### Set exercise:
Pick every line with "bottom" from the material below.

****************

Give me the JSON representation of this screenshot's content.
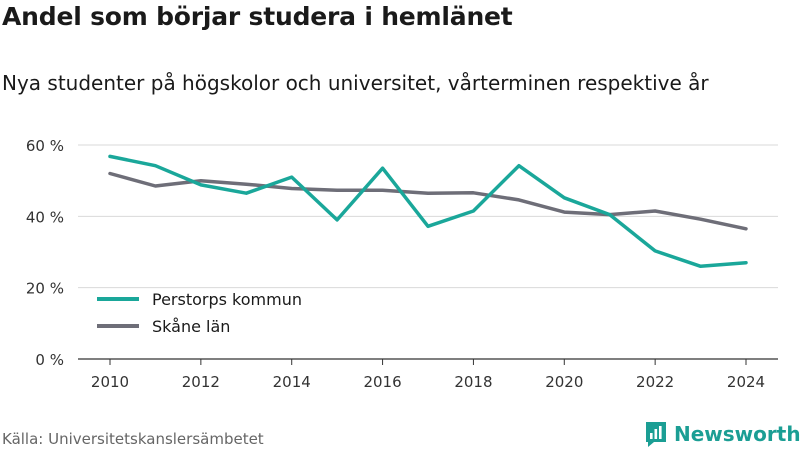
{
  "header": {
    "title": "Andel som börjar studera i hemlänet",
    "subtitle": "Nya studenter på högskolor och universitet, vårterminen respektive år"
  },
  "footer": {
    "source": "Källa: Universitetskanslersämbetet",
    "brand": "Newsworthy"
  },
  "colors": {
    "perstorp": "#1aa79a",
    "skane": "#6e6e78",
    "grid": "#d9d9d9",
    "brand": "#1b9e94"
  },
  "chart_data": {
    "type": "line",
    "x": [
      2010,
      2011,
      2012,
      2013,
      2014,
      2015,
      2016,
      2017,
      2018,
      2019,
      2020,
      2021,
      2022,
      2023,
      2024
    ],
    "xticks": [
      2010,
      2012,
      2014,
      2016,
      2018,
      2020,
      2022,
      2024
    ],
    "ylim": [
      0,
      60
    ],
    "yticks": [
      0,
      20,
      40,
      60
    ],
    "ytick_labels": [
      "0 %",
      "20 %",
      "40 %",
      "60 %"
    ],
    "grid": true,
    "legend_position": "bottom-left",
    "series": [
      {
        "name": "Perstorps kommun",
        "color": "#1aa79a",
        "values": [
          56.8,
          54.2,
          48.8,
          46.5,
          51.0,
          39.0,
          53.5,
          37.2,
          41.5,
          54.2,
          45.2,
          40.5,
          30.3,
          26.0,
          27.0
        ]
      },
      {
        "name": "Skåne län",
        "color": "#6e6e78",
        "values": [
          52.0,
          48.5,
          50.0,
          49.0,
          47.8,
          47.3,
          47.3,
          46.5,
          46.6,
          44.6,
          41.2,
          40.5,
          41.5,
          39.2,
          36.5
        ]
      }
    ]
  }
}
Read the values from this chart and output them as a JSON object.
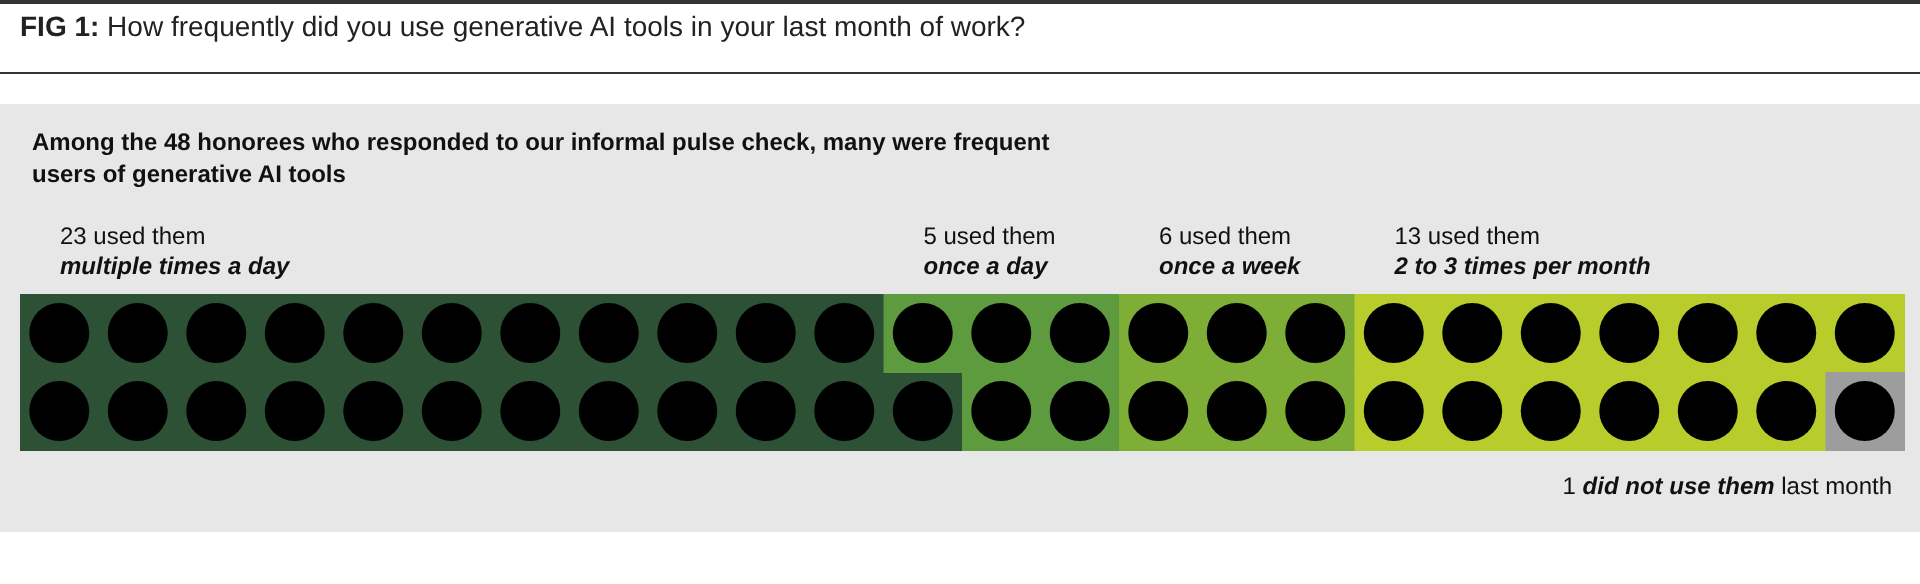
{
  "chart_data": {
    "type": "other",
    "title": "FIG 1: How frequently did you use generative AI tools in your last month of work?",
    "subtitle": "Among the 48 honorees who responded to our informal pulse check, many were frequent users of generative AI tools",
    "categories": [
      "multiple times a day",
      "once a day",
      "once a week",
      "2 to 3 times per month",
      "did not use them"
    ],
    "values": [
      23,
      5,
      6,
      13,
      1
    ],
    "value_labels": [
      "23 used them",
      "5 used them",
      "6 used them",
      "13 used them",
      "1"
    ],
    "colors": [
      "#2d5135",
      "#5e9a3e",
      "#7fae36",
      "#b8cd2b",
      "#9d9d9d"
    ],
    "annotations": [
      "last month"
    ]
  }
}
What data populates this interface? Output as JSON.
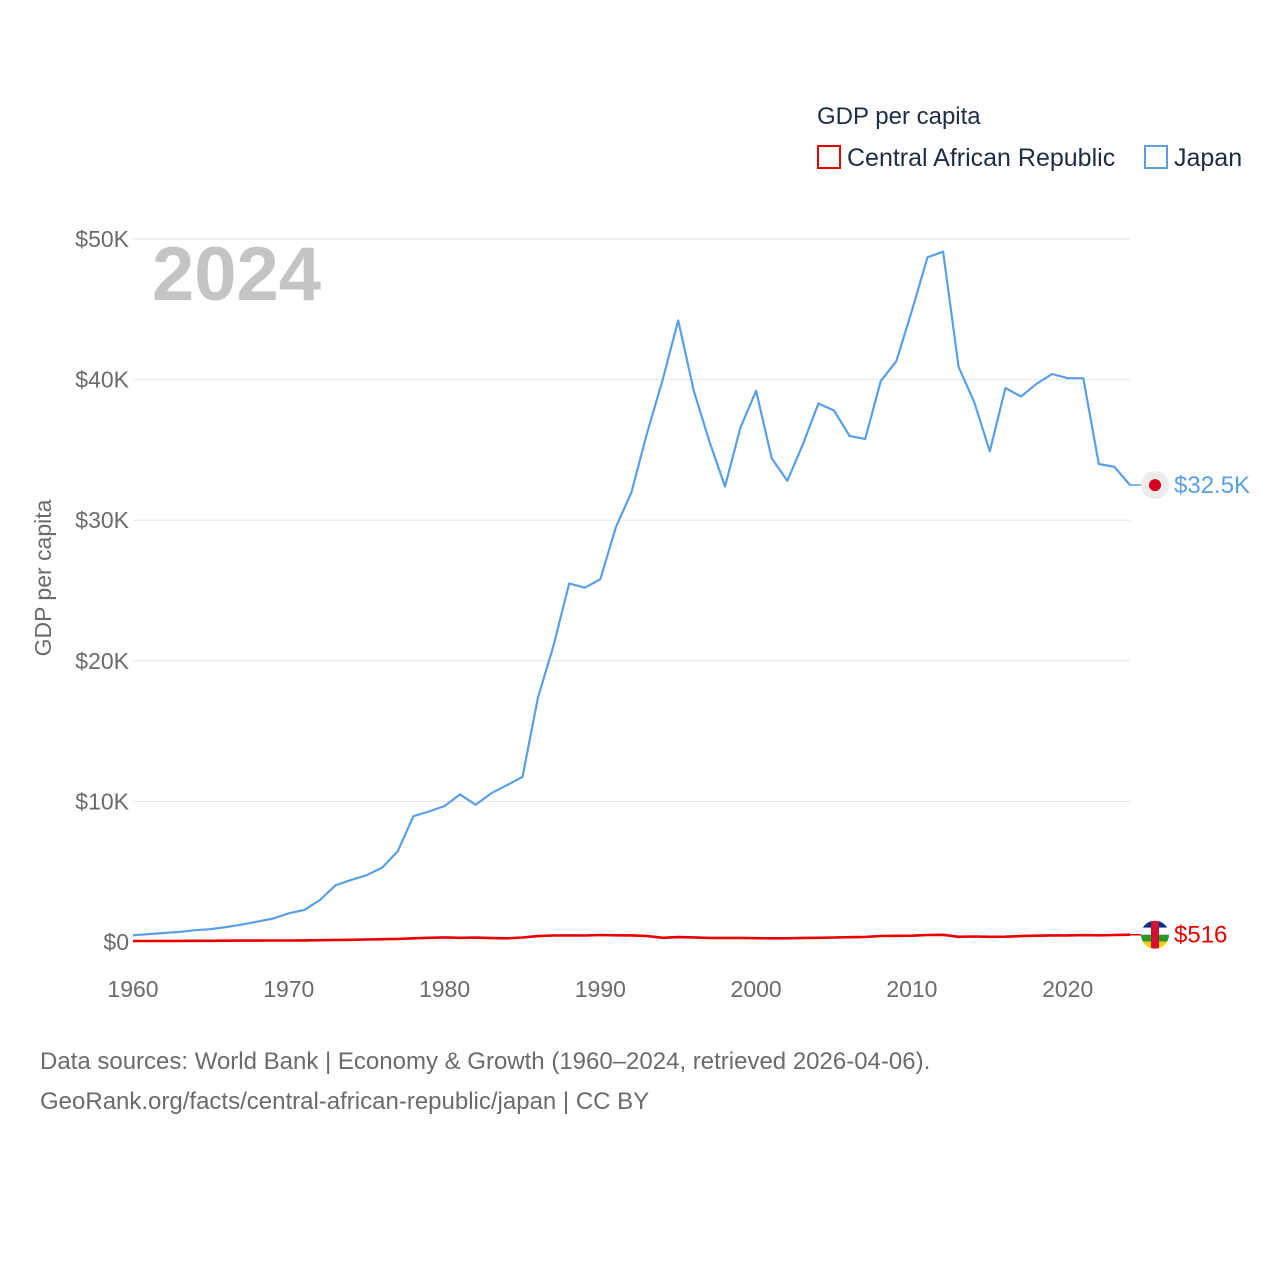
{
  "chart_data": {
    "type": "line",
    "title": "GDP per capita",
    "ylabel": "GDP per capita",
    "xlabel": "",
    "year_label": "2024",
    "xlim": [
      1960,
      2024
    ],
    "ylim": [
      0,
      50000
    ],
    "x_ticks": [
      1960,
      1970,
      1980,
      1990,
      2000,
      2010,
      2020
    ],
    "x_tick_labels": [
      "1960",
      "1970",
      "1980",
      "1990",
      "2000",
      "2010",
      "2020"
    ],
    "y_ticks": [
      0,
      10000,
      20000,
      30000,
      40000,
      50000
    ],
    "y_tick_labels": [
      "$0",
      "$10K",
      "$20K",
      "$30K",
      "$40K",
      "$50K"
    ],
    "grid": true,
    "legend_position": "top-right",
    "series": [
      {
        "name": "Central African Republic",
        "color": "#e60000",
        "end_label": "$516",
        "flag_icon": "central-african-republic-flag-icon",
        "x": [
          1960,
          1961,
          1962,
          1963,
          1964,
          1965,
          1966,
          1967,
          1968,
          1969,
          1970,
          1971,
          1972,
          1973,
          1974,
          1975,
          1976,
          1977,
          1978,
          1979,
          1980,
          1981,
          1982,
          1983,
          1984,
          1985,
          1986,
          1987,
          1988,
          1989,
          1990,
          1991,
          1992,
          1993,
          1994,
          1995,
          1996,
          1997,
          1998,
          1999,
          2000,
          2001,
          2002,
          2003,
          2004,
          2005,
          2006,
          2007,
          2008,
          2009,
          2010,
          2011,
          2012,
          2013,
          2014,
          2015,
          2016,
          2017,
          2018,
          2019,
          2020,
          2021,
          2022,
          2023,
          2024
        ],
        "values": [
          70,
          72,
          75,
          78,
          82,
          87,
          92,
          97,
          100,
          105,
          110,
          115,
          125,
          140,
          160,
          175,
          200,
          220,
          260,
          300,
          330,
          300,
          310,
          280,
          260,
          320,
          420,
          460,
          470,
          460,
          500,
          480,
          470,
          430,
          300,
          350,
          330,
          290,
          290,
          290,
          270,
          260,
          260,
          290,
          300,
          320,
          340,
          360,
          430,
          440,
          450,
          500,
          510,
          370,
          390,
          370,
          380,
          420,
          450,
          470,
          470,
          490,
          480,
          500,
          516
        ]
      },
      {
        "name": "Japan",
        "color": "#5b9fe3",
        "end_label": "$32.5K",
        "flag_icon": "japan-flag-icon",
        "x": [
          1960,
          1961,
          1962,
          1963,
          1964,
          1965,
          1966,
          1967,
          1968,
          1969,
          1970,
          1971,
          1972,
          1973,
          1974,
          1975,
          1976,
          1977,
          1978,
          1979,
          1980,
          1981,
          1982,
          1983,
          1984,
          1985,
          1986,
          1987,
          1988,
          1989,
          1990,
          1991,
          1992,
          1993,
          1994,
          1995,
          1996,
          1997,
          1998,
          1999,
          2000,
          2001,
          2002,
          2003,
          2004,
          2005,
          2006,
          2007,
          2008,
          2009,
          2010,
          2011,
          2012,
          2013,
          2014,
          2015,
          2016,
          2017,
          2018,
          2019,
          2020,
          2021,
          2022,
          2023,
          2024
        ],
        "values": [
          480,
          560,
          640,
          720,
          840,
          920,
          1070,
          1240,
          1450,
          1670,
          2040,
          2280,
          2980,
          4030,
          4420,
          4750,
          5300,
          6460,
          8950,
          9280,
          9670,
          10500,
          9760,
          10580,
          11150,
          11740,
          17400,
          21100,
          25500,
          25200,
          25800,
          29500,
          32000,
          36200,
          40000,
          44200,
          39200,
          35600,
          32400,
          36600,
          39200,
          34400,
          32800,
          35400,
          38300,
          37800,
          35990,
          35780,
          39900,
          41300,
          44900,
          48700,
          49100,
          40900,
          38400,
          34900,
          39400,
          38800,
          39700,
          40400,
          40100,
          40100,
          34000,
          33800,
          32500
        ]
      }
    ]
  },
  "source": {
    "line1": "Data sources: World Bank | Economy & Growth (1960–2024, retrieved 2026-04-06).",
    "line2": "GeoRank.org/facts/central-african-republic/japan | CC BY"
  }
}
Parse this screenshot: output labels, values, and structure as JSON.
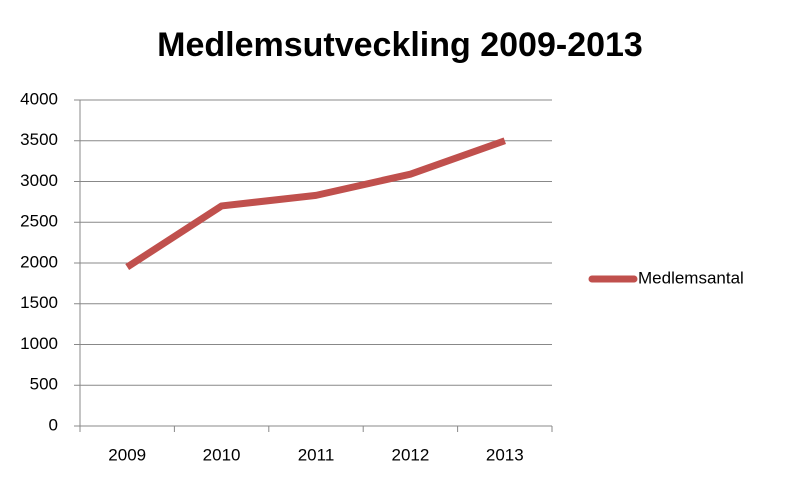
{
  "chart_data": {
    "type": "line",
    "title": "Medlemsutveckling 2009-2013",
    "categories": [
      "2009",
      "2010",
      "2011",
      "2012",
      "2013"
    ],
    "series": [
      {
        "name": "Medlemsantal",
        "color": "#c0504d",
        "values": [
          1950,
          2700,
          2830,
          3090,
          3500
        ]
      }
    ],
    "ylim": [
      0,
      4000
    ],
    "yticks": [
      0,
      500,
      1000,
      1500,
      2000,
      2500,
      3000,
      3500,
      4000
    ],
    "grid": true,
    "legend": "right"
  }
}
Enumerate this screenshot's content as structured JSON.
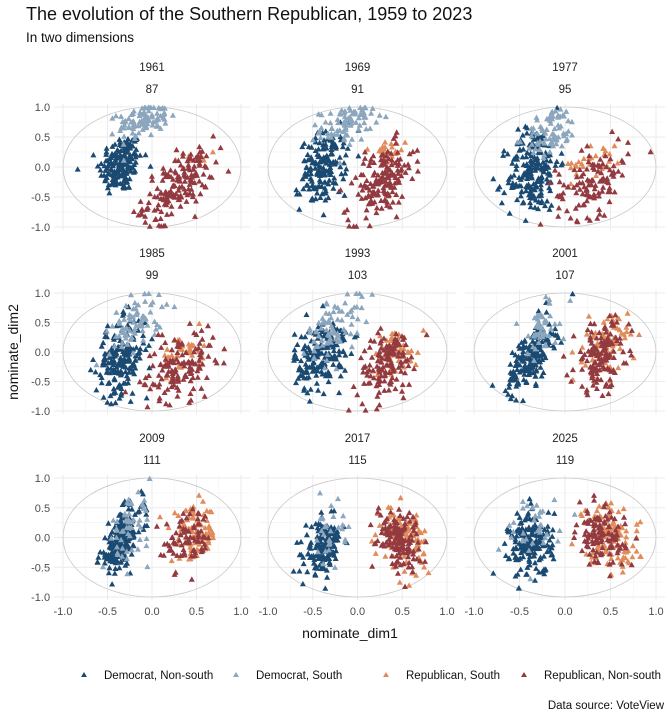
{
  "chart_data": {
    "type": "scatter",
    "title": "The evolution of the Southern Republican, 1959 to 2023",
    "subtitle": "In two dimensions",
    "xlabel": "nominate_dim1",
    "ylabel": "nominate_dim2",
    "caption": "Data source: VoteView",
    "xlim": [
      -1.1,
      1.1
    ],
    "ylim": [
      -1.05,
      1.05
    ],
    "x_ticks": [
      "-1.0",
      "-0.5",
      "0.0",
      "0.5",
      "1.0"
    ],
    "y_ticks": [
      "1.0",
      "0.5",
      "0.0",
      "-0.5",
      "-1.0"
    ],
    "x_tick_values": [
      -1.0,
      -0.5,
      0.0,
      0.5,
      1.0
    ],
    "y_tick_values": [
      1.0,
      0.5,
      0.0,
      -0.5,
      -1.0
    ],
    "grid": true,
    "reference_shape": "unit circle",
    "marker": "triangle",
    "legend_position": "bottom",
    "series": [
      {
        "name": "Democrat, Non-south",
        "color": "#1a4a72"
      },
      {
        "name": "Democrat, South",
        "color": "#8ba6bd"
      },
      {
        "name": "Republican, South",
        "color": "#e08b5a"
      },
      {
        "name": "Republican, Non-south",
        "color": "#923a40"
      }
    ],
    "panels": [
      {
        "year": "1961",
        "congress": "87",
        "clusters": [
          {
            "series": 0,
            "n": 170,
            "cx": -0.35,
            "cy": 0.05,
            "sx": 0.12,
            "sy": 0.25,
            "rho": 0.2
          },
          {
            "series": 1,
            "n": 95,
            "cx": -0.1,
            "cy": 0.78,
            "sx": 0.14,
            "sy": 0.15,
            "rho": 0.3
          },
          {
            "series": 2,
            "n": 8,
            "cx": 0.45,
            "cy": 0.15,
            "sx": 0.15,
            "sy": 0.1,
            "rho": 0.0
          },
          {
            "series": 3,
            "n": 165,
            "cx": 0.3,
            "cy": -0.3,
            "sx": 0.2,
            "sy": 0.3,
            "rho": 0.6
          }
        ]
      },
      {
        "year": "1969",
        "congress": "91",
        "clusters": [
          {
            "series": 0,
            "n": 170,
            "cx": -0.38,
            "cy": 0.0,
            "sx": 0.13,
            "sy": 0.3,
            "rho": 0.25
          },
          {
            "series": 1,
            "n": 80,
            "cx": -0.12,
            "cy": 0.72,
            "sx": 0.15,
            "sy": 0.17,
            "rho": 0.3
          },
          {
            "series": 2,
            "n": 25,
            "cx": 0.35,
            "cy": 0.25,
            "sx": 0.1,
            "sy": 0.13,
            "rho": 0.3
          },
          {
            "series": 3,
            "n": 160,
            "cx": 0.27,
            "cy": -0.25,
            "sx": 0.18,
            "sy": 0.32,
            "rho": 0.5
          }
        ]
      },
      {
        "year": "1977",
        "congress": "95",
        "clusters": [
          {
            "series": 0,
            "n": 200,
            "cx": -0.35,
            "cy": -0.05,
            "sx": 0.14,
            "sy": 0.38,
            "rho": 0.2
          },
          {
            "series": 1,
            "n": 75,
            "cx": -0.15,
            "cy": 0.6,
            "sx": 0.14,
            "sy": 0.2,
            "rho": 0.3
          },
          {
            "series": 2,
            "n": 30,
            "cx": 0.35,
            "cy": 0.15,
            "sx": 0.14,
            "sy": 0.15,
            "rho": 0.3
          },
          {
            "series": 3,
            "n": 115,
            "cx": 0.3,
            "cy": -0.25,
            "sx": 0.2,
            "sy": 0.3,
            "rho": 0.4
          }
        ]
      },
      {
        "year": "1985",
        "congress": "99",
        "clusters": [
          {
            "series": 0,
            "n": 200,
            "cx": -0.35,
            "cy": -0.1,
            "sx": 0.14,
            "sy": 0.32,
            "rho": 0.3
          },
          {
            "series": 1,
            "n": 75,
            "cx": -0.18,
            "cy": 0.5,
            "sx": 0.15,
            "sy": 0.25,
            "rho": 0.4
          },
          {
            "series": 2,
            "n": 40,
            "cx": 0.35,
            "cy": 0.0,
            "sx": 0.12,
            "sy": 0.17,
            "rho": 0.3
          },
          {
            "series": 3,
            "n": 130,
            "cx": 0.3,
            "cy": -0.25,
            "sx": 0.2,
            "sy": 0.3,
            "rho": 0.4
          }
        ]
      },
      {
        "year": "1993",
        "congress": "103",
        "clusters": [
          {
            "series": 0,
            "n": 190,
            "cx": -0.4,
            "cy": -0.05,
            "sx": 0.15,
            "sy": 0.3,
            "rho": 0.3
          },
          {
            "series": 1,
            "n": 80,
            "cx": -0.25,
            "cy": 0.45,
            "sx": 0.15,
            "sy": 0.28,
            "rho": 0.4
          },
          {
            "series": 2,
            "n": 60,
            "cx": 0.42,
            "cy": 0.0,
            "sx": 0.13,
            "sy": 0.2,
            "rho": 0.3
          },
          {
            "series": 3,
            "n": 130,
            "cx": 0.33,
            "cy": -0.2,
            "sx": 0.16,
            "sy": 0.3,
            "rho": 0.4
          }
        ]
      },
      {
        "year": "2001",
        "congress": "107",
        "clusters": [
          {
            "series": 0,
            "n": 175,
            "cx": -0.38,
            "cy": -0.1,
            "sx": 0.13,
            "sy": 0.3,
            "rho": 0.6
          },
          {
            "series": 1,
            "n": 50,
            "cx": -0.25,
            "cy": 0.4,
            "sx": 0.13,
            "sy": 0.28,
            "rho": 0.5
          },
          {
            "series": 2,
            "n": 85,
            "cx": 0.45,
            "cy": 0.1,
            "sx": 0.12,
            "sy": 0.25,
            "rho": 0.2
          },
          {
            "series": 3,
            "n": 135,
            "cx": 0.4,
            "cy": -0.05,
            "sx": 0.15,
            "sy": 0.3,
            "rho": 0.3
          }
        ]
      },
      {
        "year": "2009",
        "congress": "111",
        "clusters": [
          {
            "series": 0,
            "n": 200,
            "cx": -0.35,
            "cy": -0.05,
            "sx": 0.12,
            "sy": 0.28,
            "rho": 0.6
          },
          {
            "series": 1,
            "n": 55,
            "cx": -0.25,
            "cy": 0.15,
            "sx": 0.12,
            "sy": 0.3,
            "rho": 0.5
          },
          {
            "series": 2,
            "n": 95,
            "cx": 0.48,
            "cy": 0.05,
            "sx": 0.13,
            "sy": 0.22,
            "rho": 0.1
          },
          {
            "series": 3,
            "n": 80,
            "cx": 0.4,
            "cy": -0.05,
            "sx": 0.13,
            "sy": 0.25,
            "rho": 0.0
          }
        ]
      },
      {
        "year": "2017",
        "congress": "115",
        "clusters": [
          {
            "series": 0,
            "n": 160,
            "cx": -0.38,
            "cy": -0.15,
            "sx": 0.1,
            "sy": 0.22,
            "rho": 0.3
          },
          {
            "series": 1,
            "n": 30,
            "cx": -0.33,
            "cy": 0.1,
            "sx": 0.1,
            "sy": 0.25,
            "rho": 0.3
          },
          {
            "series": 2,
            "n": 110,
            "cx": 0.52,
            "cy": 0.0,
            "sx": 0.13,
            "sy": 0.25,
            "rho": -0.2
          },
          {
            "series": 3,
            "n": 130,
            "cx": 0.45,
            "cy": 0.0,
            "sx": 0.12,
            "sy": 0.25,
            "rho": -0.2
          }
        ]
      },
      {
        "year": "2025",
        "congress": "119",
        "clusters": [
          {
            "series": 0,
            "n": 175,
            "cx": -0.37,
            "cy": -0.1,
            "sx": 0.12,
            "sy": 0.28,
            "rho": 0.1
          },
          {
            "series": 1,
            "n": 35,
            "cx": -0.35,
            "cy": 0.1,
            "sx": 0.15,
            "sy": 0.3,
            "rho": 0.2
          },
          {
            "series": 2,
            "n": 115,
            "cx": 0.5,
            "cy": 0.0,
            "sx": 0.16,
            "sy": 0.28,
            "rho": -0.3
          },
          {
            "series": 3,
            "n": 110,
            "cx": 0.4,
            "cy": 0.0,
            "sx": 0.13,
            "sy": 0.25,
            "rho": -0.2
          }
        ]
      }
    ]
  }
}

****************

### Result of this exercise:
    "legend_position": "bottom-left",
    "legend_position": "bottom",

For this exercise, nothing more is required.